Goal of the exercise.
Look through the material below. Copy each line that contains the string "title".

═══ Dataset rows ═══

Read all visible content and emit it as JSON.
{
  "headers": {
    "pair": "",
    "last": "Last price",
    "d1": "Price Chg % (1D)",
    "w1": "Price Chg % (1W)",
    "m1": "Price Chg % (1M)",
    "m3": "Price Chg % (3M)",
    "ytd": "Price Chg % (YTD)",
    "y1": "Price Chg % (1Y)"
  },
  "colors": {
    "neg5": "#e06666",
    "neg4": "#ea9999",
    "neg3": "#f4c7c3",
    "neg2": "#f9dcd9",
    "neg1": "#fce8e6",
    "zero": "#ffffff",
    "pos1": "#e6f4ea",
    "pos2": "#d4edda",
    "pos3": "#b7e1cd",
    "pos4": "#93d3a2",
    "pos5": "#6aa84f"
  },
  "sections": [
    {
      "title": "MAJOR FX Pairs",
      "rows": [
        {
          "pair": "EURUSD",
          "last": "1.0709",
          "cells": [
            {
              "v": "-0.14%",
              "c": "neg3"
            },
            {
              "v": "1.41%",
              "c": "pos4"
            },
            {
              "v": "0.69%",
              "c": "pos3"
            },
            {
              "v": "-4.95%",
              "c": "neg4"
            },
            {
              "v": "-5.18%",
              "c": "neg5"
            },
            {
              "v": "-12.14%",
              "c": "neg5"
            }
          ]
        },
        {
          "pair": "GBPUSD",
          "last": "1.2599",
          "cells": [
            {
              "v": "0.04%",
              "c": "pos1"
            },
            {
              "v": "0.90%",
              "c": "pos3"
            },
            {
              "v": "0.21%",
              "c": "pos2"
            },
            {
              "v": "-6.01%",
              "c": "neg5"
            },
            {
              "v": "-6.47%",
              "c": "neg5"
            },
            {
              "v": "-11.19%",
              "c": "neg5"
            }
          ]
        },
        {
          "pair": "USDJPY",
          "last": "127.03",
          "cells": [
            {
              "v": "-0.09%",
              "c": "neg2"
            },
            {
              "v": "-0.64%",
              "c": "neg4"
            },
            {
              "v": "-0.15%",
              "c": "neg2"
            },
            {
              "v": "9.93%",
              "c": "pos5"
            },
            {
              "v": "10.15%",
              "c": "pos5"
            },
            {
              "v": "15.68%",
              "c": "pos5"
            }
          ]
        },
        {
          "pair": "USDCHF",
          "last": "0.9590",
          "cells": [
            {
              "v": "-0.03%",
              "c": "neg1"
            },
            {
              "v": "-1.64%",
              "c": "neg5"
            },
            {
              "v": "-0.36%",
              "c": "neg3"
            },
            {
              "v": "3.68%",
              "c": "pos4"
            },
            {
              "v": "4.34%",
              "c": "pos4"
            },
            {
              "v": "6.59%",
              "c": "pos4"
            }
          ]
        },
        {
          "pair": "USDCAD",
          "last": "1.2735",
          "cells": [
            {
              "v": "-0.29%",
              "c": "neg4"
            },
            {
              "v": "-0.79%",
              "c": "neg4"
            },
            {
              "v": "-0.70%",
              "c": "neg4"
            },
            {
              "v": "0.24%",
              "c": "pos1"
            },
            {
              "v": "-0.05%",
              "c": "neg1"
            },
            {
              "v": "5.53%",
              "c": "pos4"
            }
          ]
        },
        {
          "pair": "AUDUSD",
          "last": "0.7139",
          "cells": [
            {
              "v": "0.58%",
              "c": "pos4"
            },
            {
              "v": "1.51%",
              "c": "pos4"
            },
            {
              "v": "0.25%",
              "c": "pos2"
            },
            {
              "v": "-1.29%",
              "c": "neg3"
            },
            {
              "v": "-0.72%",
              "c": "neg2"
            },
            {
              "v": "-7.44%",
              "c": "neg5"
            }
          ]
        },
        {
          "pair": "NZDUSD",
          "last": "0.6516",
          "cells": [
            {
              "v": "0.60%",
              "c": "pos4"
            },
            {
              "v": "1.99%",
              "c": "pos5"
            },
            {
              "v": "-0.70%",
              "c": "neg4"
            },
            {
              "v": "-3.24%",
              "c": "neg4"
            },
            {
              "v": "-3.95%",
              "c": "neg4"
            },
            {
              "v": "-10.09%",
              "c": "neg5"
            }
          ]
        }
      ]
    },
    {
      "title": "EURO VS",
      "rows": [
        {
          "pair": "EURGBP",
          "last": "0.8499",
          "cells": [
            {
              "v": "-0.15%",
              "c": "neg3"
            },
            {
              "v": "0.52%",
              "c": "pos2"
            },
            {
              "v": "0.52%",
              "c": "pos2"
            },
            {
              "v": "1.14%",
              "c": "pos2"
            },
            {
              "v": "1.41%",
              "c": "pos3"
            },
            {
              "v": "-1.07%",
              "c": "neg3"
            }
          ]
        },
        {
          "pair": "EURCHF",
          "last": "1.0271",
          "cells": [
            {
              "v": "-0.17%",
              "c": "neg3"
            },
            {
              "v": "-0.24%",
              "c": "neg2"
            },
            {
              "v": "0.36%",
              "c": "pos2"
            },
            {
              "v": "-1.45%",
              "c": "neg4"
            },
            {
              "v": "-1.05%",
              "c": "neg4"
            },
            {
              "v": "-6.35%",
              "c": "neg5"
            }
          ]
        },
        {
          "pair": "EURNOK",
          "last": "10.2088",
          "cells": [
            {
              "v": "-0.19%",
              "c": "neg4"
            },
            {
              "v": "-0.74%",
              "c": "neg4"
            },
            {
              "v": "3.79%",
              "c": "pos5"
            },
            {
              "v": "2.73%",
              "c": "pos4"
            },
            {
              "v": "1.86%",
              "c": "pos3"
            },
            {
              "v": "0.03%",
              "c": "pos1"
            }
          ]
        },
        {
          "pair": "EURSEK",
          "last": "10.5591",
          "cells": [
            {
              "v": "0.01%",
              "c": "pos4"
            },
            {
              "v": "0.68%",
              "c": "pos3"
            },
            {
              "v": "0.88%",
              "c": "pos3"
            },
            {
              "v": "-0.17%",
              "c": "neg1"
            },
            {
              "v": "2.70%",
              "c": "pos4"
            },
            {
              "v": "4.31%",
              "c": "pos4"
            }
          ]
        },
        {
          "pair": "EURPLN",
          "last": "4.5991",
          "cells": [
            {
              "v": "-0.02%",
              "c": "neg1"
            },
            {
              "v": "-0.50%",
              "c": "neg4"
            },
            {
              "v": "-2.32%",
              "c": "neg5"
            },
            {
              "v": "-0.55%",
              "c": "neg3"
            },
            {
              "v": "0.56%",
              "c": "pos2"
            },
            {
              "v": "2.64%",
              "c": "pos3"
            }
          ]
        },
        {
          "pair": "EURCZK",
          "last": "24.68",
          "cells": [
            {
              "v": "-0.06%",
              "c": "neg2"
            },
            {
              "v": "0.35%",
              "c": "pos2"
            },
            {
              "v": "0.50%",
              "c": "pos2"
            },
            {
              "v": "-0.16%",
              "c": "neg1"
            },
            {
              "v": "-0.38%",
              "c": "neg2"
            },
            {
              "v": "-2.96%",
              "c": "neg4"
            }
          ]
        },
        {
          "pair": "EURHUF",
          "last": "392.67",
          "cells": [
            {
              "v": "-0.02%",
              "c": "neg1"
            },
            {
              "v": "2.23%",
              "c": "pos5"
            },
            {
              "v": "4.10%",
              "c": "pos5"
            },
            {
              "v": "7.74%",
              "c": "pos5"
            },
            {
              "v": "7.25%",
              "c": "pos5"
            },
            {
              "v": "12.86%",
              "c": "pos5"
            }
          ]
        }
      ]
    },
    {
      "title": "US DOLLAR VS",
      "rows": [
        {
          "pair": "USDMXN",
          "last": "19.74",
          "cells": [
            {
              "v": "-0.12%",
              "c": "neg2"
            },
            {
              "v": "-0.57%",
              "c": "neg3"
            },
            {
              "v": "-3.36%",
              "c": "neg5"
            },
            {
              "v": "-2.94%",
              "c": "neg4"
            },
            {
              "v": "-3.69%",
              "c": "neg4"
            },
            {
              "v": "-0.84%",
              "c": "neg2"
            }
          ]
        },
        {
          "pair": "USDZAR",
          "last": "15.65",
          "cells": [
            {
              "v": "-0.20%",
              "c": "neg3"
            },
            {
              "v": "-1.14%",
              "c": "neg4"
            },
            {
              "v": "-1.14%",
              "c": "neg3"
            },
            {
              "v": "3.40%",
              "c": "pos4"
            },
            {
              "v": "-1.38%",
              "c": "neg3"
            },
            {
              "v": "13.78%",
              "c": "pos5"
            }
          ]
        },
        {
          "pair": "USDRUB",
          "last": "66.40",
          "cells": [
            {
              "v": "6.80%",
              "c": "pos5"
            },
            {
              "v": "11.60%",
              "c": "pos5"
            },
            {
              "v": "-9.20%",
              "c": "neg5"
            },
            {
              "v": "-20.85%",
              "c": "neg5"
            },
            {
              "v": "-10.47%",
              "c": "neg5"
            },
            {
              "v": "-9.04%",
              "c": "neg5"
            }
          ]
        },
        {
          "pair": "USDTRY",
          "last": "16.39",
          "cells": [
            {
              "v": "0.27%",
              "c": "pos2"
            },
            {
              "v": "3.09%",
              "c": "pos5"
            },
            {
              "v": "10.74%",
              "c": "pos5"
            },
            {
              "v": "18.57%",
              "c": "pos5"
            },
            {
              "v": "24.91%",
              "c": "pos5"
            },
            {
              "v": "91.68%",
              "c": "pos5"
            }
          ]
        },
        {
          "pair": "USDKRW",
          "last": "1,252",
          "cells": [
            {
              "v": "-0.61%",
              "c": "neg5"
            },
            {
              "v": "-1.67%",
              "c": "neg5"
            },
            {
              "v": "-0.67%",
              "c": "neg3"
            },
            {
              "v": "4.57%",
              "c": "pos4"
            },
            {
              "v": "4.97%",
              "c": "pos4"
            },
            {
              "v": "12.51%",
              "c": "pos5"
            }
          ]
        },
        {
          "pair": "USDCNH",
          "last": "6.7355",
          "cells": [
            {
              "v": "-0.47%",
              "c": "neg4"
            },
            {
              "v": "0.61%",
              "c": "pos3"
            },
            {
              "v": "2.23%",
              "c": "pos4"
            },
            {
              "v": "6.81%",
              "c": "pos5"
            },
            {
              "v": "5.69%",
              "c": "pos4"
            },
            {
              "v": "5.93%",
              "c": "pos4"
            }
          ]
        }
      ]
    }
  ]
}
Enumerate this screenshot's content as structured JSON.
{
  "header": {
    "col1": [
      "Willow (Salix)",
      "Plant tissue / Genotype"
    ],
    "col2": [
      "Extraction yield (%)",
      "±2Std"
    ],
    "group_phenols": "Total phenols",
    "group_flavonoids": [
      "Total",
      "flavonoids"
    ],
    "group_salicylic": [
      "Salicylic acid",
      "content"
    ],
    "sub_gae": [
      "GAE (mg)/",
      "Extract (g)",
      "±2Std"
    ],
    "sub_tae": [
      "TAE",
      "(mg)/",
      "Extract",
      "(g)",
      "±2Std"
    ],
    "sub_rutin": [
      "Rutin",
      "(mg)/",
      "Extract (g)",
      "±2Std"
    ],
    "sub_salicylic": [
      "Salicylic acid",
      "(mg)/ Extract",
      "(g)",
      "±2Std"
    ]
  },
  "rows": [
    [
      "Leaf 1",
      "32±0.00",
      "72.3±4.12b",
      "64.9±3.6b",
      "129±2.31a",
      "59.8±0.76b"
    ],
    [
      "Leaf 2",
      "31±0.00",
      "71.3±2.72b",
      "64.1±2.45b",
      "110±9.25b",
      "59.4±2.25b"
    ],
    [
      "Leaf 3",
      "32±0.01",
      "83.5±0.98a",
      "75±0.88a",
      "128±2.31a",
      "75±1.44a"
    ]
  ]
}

═══

Result below.
      "title": "MAJOR FX Pairs",
      "title": "EURO VS",
      "title": "US DOLLAR VS",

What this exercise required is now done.